> ENTRIES SUPPLIED:
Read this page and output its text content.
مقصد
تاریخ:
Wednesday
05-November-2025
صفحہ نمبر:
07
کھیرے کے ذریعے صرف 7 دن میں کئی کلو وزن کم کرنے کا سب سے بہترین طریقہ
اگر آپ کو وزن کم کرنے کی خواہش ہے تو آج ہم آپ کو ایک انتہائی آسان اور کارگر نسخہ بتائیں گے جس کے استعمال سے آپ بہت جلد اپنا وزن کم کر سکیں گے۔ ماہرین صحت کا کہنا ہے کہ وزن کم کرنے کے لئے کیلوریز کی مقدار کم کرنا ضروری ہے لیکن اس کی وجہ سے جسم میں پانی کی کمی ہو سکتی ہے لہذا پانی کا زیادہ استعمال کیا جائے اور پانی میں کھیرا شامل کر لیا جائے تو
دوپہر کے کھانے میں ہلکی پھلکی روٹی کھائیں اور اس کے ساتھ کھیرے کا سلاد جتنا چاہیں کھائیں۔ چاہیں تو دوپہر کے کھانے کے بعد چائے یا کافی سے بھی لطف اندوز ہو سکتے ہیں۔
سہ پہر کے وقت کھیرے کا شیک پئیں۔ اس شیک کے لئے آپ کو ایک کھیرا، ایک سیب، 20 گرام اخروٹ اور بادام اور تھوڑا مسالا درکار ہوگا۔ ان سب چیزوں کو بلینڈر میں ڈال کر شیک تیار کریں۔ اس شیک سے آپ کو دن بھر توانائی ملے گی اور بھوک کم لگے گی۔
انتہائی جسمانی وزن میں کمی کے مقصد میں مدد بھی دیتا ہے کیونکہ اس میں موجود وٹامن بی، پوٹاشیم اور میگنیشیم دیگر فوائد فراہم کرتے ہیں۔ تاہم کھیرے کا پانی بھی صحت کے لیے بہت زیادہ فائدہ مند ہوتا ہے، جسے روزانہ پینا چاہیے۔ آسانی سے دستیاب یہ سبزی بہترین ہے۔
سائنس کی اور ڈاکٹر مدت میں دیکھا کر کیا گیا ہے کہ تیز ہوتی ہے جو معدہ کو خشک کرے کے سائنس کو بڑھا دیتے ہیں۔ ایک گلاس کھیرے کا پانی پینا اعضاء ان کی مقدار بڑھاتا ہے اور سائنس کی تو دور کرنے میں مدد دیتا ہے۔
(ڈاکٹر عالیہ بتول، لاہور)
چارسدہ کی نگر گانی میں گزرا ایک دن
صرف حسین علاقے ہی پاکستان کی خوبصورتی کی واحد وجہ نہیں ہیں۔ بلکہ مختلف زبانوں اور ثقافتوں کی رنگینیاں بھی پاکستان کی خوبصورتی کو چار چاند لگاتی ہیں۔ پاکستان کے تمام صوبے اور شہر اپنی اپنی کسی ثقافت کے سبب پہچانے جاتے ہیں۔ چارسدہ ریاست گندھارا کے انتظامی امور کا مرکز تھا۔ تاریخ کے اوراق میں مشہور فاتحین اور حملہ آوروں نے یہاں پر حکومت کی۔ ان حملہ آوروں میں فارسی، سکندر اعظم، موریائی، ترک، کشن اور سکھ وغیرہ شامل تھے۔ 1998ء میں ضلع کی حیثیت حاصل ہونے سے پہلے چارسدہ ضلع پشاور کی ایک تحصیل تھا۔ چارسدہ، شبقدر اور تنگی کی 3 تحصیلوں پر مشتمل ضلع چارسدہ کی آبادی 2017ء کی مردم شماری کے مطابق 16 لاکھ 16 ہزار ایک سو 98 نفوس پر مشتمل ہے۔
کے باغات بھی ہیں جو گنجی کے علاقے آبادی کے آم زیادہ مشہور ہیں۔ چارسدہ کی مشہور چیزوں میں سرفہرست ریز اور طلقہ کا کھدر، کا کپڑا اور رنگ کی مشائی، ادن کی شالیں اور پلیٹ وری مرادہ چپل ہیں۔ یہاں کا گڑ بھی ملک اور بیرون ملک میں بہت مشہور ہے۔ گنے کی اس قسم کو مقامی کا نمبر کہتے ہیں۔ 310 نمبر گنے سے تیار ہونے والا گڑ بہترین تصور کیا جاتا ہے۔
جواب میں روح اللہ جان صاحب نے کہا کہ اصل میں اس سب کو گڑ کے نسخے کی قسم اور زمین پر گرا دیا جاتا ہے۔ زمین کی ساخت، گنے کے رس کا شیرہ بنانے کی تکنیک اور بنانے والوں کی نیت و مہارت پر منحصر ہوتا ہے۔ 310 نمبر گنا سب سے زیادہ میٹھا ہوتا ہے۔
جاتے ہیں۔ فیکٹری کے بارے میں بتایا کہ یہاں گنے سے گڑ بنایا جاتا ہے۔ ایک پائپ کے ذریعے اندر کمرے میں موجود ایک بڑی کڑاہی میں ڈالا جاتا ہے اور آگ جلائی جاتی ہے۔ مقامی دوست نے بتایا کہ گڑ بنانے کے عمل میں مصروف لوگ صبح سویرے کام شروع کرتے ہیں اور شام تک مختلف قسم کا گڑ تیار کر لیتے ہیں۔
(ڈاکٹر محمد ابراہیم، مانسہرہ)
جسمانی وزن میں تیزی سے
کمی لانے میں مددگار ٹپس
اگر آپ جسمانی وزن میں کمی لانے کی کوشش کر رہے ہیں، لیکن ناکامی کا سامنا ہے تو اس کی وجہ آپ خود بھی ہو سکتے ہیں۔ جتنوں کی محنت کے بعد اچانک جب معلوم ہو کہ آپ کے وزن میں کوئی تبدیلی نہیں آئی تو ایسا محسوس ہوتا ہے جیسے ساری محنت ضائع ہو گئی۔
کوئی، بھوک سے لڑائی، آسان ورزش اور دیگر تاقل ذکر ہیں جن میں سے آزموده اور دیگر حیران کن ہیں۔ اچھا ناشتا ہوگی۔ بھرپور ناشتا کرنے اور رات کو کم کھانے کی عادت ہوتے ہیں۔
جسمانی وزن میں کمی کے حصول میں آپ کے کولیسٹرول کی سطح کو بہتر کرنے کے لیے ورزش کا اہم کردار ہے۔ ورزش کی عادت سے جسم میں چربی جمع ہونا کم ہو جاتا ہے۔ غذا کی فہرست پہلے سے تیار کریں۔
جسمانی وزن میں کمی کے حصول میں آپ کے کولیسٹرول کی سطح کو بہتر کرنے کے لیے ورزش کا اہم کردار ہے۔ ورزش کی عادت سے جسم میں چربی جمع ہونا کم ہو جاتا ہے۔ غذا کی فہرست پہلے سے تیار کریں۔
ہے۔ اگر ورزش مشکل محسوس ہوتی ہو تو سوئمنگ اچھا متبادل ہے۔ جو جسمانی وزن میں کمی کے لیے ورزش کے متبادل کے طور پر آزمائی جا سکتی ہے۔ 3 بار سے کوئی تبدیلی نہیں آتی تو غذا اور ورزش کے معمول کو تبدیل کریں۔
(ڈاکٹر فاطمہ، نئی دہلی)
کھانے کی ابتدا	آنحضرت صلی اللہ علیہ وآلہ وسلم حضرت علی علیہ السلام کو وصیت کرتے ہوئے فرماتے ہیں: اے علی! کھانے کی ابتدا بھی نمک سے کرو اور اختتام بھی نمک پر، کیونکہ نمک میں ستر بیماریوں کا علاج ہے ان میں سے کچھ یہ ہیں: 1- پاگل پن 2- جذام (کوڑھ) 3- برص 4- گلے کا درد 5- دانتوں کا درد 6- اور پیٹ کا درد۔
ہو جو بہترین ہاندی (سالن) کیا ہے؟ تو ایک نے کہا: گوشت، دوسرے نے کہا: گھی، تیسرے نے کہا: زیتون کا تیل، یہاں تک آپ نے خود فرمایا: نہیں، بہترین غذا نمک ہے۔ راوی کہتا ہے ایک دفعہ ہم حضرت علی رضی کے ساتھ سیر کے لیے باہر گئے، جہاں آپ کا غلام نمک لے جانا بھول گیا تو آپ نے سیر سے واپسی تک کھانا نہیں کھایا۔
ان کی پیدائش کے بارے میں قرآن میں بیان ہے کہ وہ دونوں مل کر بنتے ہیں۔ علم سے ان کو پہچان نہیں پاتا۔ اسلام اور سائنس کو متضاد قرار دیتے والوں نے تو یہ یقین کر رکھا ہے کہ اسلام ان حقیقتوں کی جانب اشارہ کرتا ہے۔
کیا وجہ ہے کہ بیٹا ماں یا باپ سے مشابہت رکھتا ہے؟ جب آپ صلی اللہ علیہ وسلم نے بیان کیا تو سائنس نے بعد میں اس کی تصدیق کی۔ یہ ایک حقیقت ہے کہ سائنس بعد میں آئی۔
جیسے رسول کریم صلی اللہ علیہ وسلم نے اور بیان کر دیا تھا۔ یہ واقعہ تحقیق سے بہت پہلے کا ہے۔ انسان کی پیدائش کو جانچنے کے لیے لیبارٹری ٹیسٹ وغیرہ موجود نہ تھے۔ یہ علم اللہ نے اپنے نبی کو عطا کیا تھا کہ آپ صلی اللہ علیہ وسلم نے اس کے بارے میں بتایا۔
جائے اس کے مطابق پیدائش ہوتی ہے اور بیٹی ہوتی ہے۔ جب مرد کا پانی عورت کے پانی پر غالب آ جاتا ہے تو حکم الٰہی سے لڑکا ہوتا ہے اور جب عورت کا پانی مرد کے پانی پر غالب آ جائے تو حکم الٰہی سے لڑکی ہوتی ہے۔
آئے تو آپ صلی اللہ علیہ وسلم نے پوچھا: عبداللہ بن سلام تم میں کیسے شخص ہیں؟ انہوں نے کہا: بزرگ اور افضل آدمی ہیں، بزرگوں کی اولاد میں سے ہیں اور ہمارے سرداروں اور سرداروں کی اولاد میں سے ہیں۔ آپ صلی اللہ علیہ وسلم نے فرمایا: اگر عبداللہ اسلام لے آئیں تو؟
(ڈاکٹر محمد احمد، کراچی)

> EXERCISE:
Find the word "محمد" in the data and show each line that holds it.

> RESPONSE TO THE TASK:
(ڈاکٹر محمد ابراہیم، مانسہرہ)
(ڈاکٹر محمد احمد، کراچی)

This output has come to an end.